::: DATA EXTRACT
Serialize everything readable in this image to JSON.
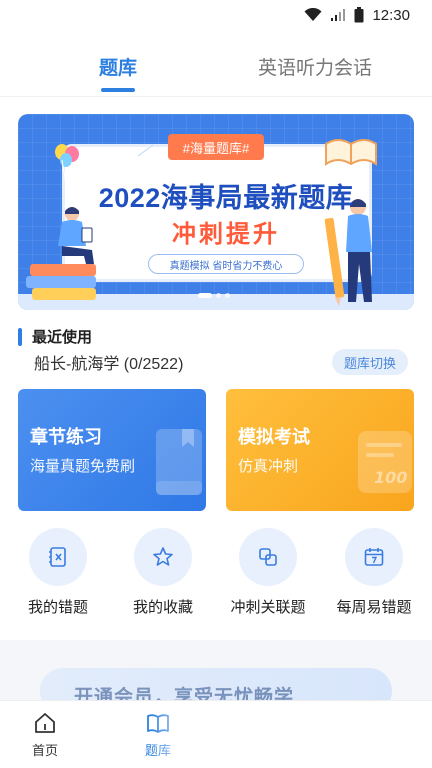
{
  "status_bar": {
    "time": "12:30"
  },
  "tabs": [
    {
      "label": "题库",
      "active": true
    },
    {
      "label": "英语听力会话",
      "active": false
    }
  ],
  "banner": {
    "tag": "#海量题库#",
    "title": "2022海事局最新题库",
    "subtitle": "冲刺提升",
    "chip": "真题模拟  省时省力不费心",
    "slide_count": 3,
    "active_slide": 1
  },
  "recent": {
    "title": "最近使用",
    "course": "船长-航海学",
    "progress": "(0/2522)",
    "switch_label": "题库切换"
  },
  "cards": [
    {
      "title": "章节练习",
      "desc": "海量真题免费刷",
      "color": "#3a84ec"
    },
    {
      "title": "模拟考试",
      "desc": "仿真冲刺",
      "color": "#fbb12e"
    }
  ],
  "quick_actions": [
    {
      "label": "我的错题",
      "icon": "error-book-icon"
    },
    {
      "label": "我的收藏",
      "icon": "star-icon"
    },
    {
      "label": "冲刺关联题",
      "icon": "link-squares-icon"
    },
    {
      "label": "每周易错题",
      "icon": "calendar-icon"
    }
  ],
  "promo": {
    "text": "开通会员，享受无忧畅学"
  },
  "bottom_nav": [
    {
      "label": "首页",
      "icon": "home-icon",
      "active": false
    },
    {
      "label": "题库",
      "icon": "book-icon",
      "active": true
    }
  ],
  "colors": {
    "accent": "#2d7fe0",
    "card_blue": "#3a84ec",
    "card_orange": "#fbb12e"
  }
}
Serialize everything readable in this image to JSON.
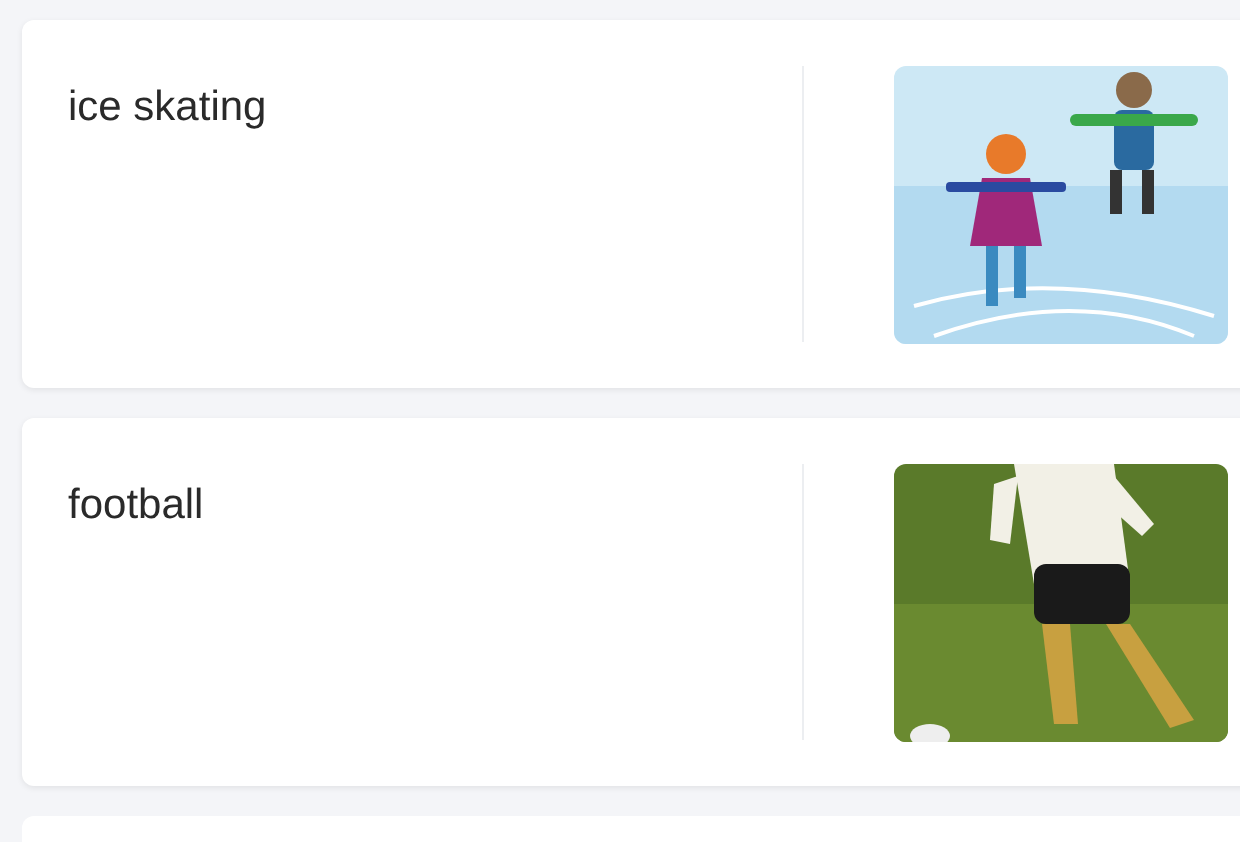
{
  "cards": [
    {
      "kind": "card",
      "title": "ice skating"
    },
    {
      "kind": "card",
      "title": "football"
    },
    {
      "kind": "stub"
    }
  ]
}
::::::
▶ _EXERCISE_
Keep the pictures out and write out the records exactly.

▶ _ANSWER IN FULL_
Serialize everything readable in this image to JSON.
{
  "status_bar": {
    "time": "12:30"
  },
  "tabs": [
    {
      "label": "题库",
      "active": true
    },
    {
      "label": "英语听力会话",
      "active": false
    }
  ],
  "banner": {
    "tag": "#海量题库#",
    "title": "2022海事局最新题库",
    "subtitle": "冲刺提升",
    "chip": "真题模拟  省时省力不费心",
    "slide_count": 3,
    "active_slide": 1
  },
  "recent": {
    "title": "最近使用",
    "course": "船长-航海学",
    "progress": "(0/2522)",
    "switch_label": "题库切换"
  },
  "cards": [
    {
      "title": "章节练习",
      "desc": "海量真题免费刷",
      "color": "#3a84ec"
    },
    {
      "title": "模拟考试",
      "desc": "仿真冲刺",
      "color": "#fbb12e"
    }
  ],
  "quick_actions": [
    {
      "label": "我的错题",
      "icon": "error-book-icon"
    },
    {
      "label": "我的收藏",
      "icon": "star-icon"
    },
    {
      "label": "冲刺关联题",
      "icon": "link-squares-icon"
    },
    {
      "label": "每周易错题",
      "icon": "calendar-icon"
    }
  ],
  "promo": {
    "text": "开通会员，享受无忧畅学"
  },
  "bottom_nav": [
    {
      "label": "首页",
      "icon": "home-icon",
      "active": false
    },
    {
      "label": "题库",
      "icon": "book-icon",
      "active": true
    }
  ],
  "colors": {
    "accent": "#2d7fe0",
    "card_blue": "#3a84ec",
    "card_orange": "#fbb12e"
  }
}
Serialize everything readable in this image to JSON.
{
  "cards": [
    {
      "kind": "card",
      "title": "ice skating"
    },
    {
      "kind": "card",
      "title": "football"
    },
    {
      "kind": "stub"
    }
  ]
}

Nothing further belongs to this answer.